- [Task description] Repeat the listing in full, exactly as it stands.

(Extracted records)

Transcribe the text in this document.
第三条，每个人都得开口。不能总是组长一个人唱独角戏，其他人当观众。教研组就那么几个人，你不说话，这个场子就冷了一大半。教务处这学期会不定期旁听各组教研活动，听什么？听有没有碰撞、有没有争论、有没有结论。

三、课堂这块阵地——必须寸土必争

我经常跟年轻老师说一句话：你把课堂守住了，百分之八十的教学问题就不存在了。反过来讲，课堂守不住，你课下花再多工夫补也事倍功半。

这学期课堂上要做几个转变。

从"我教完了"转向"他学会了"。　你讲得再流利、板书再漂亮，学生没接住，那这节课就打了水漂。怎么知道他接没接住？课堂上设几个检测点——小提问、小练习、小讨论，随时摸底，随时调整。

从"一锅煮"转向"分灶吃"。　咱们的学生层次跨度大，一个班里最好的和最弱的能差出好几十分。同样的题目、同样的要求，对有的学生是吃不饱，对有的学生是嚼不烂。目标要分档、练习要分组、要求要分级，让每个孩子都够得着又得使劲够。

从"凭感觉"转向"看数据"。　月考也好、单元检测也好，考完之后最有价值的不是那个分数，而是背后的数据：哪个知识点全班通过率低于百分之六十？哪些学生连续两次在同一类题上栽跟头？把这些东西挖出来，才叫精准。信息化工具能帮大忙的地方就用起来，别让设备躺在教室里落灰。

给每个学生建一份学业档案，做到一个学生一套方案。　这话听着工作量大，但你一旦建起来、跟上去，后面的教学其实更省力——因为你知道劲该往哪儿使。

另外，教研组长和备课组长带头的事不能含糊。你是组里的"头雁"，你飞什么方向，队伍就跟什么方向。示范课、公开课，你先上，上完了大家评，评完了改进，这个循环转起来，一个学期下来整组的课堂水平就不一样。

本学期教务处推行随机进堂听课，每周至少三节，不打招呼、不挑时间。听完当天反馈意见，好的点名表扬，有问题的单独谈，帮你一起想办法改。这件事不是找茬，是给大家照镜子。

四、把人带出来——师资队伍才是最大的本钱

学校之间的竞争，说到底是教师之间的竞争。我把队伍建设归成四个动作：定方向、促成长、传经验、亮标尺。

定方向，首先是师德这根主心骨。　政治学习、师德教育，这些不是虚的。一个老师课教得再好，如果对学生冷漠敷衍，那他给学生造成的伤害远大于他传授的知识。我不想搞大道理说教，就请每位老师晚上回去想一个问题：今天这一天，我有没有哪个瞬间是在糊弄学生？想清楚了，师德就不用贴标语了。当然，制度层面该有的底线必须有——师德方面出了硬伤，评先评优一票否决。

- [Exercise output]
Transcribe the text in this document.
第三条，每个人都得开口。不能总是组长一个人唱独角戏，其他人当观众。教研组就那么几个人，你不说话，这个场子就冷了一大半。教务处这学期会不定期旁听各组教研活动，听什么？听有没有碰撞、有没有争论、有没有结论。

三、课堂这块阵地——必须寸土必争

我经常跟年轻老师说一句话：你把课堂守住了，百分之八十的教学问题就不存在了。反过来讲，课堂守不住，你课下花再多工夫补也事倍功半。

这学期课堂上要做几个转变。

从"我教完了"转向"他学会了"。　你讲得再流利、板书再漂亮，学生没接住，那这节课就打了水漂。怎么知道他接没接住？课堂上设几个检测点——小提问、小练习、小讨论，随时摸底，随时调整。

从"一锅煮"转向"分灶吃"。　咱们的学生层次跨度大，一个班里最好的和最弱的能差出好几十分。同样的题目、同样的要求，对有的学生是吃不饱，对有的学生是嚼不烂。目标要分档、练习要分组、要求要分级，让每个孩子都够得着又得使劲够。

从"凭感觉"转向"看数据"。　月考也好、单元检测也好，考完之后最有价值的不是那个分数，而是背后的数据：哪个知识点全班通过率低于百分之六十？哪些学生连续两次在同一类题上栽跟头？把这些东西挖出来，才叫精准。信息化工具能帮大忙的地方就用起来，别让设备躺在教室里落灰。

给每个学生建一份学业档案，做到一个学生一套方案。　这话听着工作量大，但你一旦建起来、跟上去，后面的教学其实更省力——因为你知道劲该往哪儿使。

另外，教研组长和备课组长带头的事不能含糊。你是组里的"头雁"，你飞什么方向，队伍就跟什么方向。示范课、公开课，你先上，上完了大家评，评完了改进，这个循环转起来，一个学期下来整组的课堂水平就不一样。

本学期教务处推行随机进堂听课，每周至少三节，不打招呼、不挑时间。听完当天反馈意见，好的点名表扬，有问题的单独谈，帮你一起想办法改。这件事不是找茬，是给大家照镜子。

四、把人带出来——师资队伍才是最大的本钱

学校之间的竞争，说到底是教师之间的竞争。我把队伍建设归成四个动作：定方向、促成长、传经验、亮标尺。

定方向，首先是师德这根主心骨。　政治学习、师德教育，这些不是虚的。一个老师课教得再好，如果对学生冷漠敷衍，那他给学生造成的伤害远大于他传授的知识。我不想搞大道理说教，就请每位老师晚上回去想一个问题：今天这一天，我有没有哪个瞬间是在糊弄学生？想清楚了，师德就不用贴标语了。当然，制度层面该有的底线必须有——师德方面出了硬伤，评先评优一票否决。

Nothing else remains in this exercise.